*** TASK INPUTS

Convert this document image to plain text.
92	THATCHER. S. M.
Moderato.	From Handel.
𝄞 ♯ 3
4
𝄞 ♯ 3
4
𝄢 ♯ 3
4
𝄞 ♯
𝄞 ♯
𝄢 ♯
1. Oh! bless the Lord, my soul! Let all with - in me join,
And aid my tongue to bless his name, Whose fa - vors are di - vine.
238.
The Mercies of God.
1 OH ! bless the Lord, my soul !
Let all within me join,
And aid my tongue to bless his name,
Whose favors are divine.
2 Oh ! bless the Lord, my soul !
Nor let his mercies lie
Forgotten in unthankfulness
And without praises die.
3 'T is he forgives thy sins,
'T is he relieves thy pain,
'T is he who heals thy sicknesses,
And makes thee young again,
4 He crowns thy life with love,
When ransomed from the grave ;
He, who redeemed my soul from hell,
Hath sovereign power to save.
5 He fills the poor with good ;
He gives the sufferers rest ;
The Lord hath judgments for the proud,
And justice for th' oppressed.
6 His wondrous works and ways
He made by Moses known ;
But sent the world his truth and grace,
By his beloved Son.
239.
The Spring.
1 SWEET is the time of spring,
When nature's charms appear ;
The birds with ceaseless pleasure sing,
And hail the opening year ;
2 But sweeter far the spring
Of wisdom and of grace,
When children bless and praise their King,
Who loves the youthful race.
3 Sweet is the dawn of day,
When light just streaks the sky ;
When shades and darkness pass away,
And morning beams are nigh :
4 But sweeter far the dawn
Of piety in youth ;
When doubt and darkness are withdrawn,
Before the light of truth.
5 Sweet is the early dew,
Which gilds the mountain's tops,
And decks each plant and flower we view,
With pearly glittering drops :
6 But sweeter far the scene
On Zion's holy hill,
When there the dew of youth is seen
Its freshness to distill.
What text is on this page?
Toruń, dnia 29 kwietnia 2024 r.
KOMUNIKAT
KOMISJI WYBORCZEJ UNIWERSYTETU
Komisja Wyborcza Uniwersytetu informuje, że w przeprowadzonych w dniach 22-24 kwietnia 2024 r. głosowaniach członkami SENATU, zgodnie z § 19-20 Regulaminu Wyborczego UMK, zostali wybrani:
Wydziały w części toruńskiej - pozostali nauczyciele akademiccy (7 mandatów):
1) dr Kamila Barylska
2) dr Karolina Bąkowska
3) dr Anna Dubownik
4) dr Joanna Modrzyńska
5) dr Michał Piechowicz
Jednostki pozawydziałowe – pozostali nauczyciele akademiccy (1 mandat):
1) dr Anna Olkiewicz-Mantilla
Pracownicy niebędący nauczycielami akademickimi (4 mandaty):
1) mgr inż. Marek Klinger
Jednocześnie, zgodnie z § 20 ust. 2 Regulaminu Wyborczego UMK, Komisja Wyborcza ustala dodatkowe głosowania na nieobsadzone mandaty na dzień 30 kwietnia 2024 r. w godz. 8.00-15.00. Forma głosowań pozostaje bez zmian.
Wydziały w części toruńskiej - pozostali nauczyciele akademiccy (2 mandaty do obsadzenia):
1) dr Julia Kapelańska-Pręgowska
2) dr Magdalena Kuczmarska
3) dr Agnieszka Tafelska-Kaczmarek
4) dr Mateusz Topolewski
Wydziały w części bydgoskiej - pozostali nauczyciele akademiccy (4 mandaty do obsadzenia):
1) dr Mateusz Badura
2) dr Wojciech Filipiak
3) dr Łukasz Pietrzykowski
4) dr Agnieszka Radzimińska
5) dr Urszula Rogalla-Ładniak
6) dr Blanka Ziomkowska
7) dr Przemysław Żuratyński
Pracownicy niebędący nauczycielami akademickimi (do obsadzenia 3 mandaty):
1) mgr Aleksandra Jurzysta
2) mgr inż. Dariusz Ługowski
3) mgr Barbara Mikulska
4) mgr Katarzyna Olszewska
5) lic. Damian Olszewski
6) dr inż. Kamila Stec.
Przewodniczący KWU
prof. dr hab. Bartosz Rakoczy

******

(PROBLEM TO SOLVE): Exactly reproduce the lines from the one containing "What text is on this page?" through the end of the records, and only those lines.

(THE SOLUTION):
What text is on this page?
Toruń, dnia 29 kwietnia 2024 r.
KOMUNIKAT
KOMISJI WYBORCZEJ UNIWERSYTETU
Komisja Wyborcza Uniwersytetu informuje, że w przeprowadzonych w dniach 22-24 kwietnia 2024 r. głosowaniach członkami SENATU, zgodnie z § 19-20 Regulaminu Wyborczego UMK, zostali wybrani:
Wydziały w części toruńskiej - pozostali nauczyciele akademiccy (7 mandatów):
1) dr Kamila Barylska
2) dr Karolina Bąkowska
3) dr Anna Dubownik
4) dr Joanna Modrzyńska
5) dr Michał Piechowicz
Jednostki pozawydziałowe – pozostali nauczyciele akademiccy (1 mandat):
1) dr Anna Olkiewicz-Mantilla
Pracownicy niebędący nauczycielami akademickimi (4 mandaty):
1) mgr inż. Marek Klinger
Jednocześnie, zgodnie z § 20 ust. 2 Regulaminu Wyborczego UMK, Komisja Wyborcza ustala dodatkowe głosowania na nieobsadzone mandaty na dzień 30 kwietnia 2024 r. w godz. 8.00-15.00. Forma głosowań pozostaje bez zmian.
Wydziały w części toruńskiej - pozostali nauczyciele akademiccy (2 mandaty do obsadzenia):
1) dr Julia Kapelańska-Pręgowska
2) dr Magdalena Kuczmarska
3) dr Agnieszka Tafelska-Kaczmarek
4) dr Mateusz Topolewski
Wydziały w części bydgoskiej - pozostali nauczyciele akademiccy (4 mandaty do obsadzenia):
1) dr Mateusz Badura
2) dr Wojciech Filipiak
3) dr Łukasz Pietrzykowski
4) dr Agnieszka Radzimińska
5) dr Urszula Rogalla-Ładniak
6) dr Blanka Ziomkowska
7) dr Przemysław Żuratyński
Pracownicy niebędący nauczycielami akademickimi (do obsadzenia 3 mandaty):
1) mgr Aleksandra Jurzysta
2) mgr inż. Dariusz Ługowski
3) mgr Barbara Mikulska
4) mgr Katarzyna Olszewska
5) lic. Damian Olszewski
6) dr inż. Kamila Stec.
Przewodniczący KWU
prof. dr hab. Bartosz Rakoczy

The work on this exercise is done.